--- EXERCISE REQUIREMENTS ---
Show every line of the records below that contains the word "Mean".

--- RECORDS SHOWN ---
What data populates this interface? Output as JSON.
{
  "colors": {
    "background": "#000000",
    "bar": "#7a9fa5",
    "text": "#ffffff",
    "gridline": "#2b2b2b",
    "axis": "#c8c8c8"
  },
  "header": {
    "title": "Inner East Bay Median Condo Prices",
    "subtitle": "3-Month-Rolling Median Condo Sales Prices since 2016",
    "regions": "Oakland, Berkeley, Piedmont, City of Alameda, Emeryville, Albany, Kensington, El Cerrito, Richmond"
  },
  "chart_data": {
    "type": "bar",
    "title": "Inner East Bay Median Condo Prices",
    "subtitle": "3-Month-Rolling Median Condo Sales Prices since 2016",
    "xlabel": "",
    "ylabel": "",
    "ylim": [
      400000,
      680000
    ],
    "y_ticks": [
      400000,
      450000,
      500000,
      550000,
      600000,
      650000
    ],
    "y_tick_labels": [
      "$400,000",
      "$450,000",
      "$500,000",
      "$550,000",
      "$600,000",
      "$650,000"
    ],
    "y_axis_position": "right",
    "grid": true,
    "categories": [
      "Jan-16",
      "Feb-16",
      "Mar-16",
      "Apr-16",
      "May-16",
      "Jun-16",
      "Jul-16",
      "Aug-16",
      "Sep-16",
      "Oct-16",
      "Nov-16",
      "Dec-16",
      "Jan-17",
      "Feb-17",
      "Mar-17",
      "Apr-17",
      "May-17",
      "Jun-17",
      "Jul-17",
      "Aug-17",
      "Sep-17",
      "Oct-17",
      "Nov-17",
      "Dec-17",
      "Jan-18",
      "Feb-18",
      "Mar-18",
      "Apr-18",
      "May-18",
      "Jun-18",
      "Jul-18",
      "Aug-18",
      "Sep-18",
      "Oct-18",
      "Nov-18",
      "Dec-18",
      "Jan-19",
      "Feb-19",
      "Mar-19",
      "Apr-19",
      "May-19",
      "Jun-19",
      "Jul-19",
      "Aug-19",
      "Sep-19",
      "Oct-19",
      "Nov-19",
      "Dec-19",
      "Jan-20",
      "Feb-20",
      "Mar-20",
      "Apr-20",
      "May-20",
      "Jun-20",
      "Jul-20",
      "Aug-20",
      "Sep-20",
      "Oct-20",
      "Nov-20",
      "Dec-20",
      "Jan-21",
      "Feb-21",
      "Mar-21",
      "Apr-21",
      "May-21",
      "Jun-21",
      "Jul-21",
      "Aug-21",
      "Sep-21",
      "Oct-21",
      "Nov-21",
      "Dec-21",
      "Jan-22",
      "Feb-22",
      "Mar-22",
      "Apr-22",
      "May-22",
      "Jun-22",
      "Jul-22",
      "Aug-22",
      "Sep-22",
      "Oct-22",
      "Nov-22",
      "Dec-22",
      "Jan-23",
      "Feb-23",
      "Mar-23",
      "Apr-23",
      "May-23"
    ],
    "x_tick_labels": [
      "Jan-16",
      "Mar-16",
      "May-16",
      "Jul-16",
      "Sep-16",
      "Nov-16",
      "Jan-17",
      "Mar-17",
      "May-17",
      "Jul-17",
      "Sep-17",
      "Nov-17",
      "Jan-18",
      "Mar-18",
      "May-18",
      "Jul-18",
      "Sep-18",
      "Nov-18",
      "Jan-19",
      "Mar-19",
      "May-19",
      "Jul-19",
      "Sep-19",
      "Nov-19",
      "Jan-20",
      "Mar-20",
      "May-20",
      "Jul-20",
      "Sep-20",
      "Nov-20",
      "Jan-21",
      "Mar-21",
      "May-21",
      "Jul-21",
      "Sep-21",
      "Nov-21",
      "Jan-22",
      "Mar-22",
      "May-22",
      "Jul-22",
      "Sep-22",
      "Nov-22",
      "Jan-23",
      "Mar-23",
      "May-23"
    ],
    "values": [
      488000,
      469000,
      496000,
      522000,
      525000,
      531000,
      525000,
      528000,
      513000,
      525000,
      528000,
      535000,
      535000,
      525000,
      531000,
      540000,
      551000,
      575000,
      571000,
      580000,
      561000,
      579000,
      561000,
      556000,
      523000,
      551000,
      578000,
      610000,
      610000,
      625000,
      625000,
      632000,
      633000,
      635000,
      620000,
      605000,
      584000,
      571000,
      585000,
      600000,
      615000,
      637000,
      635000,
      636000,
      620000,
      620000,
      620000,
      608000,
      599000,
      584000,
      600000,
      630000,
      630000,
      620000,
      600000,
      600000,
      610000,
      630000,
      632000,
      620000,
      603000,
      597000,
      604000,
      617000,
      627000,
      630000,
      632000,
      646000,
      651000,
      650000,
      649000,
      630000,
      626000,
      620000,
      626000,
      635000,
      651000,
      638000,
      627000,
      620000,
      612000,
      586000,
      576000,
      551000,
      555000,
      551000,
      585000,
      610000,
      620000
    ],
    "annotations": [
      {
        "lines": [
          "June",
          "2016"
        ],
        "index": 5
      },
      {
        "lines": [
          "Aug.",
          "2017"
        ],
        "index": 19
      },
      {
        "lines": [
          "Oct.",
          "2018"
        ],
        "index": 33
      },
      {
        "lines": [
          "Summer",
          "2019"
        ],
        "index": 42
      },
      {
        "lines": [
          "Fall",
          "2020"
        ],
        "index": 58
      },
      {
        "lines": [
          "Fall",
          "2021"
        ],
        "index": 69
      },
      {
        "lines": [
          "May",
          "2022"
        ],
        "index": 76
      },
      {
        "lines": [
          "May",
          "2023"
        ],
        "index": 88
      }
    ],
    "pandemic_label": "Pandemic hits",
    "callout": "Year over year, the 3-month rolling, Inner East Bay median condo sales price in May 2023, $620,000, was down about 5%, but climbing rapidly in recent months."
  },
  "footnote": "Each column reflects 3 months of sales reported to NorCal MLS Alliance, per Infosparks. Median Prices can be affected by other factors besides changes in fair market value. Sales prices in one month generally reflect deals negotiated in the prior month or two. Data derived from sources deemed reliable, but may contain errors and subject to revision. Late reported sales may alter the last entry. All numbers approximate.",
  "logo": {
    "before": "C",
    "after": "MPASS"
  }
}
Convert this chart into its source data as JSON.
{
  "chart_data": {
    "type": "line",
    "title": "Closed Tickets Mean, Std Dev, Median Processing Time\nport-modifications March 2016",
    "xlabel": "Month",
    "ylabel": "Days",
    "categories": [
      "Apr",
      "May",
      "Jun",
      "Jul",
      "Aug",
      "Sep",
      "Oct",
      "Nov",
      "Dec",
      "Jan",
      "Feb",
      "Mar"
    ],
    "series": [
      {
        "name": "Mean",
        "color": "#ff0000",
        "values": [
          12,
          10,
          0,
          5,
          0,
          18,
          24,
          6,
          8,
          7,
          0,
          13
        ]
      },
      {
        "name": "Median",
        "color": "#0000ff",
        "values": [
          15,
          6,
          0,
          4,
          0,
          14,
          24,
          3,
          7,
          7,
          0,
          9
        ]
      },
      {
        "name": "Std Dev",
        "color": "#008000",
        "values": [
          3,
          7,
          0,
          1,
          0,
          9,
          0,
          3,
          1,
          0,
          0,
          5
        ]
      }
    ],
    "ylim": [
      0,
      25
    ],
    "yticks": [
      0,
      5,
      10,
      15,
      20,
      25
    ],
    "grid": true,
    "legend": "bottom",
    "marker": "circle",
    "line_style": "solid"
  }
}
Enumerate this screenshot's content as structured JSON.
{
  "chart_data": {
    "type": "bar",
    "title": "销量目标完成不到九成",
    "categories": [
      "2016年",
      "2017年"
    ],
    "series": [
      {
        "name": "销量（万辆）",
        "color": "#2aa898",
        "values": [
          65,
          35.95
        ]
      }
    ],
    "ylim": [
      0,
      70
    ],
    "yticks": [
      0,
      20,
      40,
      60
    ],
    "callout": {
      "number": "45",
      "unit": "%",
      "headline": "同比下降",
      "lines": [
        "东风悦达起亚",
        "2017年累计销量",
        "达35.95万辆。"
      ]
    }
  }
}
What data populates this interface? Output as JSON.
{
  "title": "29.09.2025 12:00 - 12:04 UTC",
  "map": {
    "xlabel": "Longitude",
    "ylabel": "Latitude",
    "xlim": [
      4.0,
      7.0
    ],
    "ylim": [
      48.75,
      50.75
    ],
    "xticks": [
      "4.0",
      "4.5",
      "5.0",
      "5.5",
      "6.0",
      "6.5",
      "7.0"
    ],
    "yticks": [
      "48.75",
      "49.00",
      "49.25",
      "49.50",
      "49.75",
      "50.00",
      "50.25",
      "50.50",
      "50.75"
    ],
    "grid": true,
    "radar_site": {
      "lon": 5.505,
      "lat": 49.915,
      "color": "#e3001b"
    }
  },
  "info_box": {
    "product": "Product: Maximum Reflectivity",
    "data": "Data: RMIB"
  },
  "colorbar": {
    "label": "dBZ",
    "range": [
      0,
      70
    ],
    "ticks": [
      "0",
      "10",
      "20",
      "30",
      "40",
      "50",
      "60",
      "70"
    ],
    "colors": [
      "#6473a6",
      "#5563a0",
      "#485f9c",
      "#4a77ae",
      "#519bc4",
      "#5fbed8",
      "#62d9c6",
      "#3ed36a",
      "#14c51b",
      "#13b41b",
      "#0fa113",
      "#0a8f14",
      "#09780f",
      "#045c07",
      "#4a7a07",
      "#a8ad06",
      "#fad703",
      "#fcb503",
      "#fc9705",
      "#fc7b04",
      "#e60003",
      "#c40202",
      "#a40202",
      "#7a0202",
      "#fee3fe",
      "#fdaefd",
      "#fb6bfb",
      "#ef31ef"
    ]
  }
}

--- CORRECT RESULT ---
    "title": "Closed Tickets Mean, Std Dev, Median Processing Time\nport-modifications March 2016",
        "name": "Mean",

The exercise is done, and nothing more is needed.